* [PROBLEM REQUIREMENTS]:
Select all lines in the records that include "Download".

* [DATA PROVIDED]:
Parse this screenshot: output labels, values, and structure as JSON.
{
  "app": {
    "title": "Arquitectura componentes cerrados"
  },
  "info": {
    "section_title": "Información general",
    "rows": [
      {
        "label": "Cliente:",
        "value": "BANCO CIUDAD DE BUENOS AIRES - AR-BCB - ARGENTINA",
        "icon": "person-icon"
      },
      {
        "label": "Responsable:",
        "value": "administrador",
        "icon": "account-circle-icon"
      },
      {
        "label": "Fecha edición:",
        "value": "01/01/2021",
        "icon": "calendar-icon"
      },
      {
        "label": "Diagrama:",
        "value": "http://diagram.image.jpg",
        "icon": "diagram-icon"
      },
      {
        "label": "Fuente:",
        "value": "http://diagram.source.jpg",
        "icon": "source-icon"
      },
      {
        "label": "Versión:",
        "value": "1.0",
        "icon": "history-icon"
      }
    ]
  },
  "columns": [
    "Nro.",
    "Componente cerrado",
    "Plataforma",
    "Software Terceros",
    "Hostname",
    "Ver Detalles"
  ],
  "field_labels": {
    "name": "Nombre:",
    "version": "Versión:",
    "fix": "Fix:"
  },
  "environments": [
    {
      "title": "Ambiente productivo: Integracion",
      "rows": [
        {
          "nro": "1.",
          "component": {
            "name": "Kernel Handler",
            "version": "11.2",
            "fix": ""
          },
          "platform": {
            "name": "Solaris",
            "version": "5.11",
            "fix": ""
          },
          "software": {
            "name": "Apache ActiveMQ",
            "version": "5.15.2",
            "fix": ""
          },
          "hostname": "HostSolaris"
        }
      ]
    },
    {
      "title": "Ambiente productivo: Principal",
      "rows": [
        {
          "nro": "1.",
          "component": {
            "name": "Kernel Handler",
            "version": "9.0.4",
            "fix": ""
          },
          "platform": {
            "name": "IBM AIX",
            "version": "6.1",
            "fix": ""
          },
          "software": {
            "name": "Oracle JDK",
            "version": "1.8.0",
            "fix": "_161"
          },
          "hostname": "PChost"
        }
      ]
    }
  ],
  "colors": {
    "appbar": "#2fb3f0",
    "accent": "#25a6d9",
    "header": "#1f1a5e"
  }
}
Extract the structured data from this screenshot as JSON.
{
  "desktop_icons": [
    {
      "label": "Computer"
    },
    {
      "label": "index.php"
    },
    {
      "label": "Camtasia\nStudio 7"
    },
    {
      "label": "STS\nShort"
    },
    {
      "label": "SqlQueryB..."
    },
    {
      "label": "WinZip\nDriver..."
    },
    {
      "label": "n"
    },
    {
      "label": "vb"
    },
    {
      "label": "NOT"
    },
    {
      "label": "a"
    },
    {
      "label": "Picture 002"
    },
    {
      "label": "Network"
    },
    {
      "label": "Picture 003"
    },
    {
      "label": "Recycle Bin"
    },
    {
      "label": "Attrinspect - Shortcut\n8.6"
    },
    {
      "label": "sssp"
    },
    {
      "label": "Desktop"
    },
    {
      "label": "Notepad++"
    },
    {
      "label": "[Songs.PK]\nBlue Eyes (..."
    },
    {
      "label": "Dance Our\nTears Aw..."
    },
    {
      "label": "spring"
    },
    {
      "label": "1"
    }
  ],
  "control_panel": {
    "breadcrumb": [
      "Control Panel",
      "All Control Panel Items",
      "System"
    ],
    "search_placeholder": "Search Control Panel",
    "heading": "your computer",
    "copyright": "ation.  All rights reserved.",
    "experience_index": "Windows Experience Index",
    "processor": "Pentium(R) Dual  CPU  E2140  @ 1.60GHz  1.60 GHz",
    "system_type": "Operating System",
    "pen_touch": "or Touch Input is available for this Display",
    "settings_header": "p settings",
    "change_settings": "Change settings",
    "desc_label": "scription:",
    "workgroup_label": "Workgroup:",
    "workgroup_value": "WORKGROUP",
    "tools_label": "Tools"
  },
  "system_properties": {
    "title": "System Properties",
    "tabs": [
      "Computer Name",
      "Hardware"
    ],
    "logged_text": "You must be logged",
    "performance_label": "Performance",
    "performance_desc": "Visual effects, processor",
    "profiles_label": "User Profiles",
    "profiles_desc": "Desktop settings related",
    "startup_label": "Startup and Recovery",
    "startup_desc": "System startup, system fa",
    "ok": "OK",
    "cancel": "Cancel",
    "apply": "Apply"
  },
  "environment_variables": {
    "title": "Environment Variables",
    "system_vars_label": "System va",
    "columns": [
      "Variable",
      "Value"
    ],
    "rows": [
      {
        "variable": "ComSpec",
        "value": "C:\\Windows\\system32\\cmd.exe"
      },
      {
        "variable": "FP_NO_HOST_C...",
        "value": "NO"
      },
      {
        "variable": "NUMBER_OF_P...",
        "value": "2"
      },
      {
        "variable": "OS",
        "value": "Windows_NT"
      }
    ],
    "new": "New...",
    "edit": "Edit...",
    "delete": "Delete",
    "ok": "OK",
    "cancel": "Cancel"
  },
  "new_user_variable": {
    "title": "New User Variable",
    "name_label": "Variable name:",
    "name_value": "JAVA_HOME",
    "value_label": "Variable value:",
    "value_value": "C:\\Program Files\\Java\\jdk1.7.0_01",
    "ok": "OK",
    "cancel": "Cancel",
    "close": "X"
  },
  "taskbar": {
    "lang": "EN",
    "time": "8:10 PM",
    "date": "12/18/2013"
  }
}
==
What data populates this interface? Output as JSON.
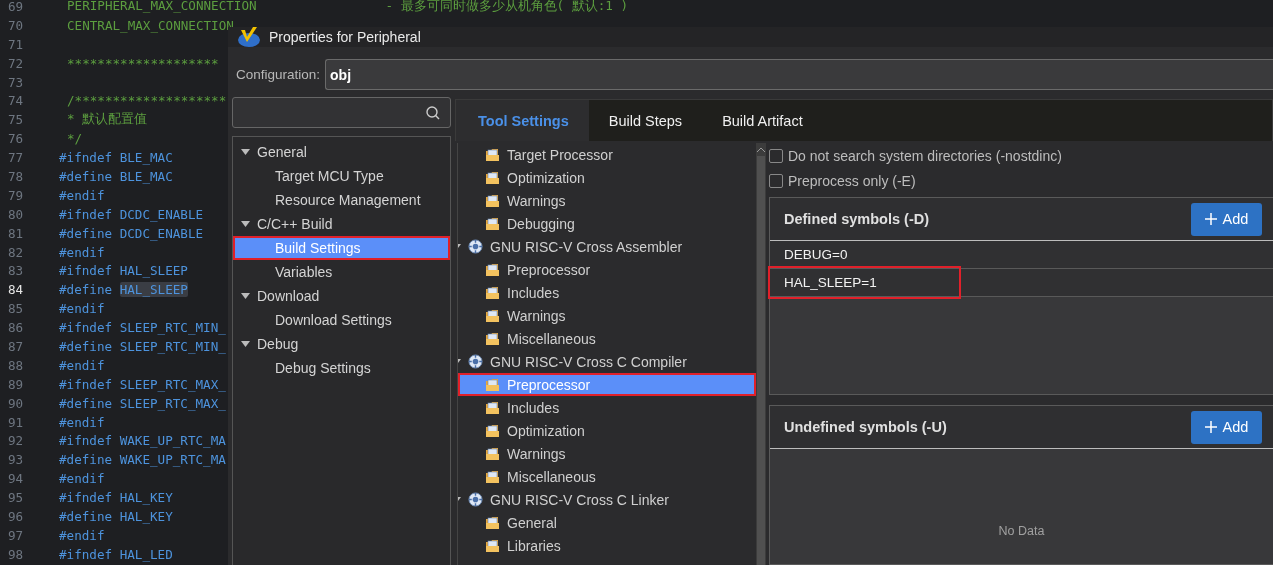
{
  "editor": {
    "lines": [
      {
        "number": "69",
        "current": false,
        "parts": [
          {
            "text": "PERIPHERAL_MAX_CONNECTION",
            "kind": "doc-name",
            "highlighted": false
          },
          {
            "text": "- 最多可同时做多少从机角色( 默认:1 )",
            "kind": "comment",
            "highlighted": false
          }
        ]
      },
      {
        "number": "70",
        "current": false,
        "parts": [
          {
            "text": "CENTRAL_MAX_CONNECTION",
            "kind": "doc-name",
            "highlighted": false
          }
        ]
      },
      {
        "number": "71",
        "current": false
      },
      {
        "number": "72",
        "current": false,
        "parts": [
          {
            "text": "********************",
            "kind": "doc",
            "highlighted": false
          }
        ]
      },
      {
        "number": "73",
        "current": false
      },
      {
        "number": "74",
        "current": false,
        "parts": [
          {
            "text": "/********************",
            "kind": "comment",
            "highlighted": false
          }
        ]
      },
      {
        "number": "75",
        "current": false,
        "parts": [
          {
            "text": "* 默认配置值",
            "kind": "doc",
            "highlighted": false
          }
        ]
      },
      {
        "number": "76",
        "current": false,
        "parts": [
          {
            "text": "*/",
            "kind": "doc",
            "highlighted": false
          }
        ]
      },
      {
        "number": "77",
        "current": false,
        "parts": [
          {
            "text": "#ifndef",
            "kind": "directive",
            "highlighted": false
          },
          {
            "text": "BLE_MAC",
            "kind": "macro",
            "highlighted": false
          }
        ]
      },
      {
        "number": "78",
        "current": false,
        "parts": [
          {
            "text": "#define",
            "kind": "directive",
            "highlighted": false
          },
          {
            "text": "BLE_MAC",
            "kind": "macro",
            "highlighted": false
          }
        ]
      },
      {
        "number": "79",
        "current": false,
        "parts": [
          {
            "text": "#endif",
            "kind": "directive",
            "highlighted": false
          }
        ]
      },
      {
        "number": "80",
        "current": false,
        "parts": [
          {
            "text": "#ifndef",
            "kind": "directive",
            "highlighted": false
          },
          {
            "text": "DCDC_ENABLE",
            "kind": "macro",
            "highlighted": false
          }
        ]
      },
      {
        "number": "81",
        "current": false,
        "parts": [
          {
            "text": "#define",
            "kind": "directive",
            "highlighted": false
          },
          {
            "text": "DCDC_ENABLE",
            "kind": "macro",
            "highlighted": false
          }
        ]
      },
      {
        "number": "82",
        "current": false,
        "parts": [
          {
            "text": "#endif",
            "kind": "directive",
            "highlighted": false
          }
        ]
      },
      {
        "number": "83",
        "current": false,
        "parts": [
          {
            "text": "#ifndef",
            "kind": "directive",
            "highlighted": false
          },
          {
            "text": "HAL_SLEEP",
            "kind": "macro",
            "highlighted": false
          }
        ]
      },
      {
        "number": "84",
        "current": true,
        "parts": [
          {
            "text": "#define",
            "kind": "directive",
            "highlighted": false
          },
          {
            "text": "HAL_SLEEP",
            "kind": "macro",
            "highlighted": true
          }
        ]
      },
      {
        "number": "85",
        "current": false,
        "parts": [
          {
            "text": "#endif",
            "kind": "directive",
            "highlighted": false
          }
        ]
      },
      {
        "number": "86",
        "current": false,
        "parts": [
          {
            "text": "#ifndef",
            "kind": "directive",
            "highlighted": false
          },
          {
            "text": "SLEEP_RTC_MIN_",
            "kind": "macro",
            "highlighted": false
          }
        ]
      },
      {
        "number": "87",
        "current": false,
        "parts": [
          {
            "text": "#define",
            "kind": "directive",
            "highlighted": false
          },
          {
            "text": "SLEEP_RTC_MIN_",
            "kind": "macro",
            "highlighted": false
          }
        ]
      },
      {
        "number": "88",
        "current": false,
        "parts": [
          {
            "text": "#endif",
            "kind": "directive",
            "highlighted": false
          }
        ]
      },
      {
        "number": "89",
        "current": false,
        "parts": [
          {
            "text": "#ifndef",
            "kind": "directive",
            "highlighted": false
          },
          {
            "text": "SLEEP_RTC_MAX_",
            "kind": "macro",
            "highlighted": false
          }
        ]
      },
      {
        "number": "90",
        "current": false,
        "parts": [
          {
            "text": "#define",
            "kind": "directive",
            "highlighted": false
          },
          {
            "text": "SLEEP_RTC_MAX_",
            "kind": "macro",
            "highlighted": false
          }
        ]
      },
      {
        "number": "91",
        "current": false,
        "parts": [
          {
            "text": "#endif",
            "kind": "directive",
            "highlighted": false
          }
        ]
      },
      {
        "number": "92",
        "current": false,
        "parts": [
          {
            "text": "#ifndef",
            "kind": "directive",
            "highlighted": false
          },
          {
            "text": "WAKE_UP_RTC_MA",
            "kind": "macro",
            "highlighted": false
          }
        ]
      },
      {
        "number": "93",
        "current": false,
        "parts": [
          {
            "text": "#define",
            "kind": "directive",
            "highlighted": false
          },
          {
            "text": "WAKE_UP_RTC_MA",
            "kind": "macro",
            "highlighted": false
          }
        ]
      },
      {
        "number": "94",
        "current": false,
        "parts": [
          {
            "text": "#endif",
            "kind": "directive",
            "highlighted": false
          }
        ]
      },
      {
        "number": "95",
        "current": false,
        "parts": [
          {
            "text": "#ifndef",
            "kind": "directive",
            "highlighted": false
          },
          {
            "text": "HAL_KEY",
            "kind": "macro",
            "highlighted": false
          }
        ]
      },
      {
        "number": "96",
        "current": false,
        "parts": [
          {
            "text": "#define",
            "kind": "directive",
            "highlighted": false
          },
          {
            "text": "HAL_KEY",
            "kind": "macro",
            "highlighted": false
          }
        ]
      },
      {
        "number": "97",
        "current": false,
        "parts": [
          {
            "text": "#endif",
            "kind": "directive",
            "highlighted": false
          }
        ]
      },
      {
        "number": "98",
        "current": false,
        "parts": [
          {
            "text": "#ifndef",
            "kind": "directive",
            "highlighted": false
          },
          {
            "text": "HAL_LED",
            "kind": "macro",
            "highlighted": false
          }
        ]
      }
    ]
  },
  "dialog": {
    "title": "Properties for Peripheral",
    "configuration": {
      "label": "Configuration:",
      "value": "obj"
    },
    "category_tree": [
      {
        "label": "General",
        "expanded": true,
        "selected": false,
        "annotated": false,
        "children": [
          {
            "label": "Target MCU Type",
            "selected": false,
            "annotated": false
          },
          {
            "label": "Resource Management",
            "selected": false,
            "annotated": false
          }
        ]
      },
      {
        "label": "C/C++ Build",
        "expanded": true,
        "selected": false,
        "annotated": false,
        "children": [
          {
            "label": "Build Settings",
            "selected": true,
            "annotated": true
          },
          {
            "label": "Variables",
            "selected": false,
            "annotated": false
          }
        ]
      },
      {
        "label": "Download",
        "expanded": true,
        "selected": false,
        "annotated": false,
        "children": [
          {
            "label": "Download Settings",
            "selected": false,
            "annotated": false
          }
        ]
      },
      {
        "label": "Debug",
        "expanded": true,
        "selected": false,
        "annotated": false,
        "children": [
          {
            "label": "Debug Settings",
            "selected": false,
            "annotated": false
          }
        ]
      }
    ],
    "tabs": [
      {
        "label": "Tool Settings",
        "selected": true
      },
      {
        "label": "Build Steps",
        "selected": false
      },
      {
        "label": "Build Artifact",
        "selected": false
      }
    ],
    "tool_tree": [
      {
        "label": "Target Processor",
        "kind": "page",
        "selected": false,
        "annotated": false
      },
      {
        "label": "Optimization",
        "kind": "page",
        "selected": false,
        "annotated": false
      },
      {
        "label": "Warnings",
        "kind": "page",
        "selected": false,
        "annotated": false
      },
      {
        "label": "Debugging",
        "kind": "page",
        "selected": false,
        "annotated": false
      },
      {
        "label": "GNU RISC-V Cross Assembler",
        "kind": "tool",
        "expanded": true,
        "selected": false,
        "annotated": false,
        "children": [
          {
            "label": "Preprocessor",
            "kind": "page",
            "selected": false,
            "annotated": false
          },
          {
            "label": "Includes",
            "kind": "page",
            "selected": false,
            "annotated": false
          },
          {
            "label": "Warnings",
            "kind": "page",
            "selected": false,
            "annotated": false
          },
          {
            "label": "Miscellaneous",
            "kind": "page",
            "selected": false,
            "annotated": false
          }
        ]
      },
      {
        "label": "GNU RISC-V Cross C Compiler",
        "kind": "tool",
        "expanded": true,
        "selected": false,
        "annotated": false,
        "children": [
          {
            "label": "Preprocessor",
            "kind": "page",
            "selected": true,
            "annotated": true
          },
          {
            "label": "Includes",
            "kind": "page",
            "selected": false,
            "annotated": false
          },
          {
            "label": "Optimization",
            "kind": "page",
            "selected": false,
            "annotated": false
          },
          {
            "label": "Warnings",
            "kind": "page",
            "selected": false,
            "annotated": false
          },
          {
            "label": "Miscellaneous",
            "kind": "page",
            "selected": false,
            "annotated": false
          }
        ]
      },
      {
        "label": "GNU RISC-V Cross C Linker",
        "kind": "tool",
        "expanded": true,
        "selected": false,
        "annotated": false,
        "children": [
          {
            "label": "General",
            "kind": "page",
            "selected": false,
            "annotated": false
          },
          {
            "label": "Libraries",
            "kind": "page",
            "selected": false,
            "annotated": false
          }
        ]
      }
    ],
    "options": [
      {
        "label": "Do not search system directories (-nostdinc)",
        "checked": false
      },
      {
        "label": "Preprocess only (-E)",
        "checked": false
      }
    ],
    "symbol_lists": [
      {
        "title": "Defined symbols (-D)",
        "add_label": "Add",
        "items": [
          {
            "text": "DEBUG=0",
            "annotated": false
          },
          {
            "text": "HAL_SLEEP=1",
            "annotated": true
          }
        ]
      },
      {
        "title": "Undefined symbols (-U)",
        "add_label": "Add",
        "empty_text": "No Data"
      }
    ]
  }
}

* [FULL ANSWER]:
        "label": "Download",
            "label": "Download Settings",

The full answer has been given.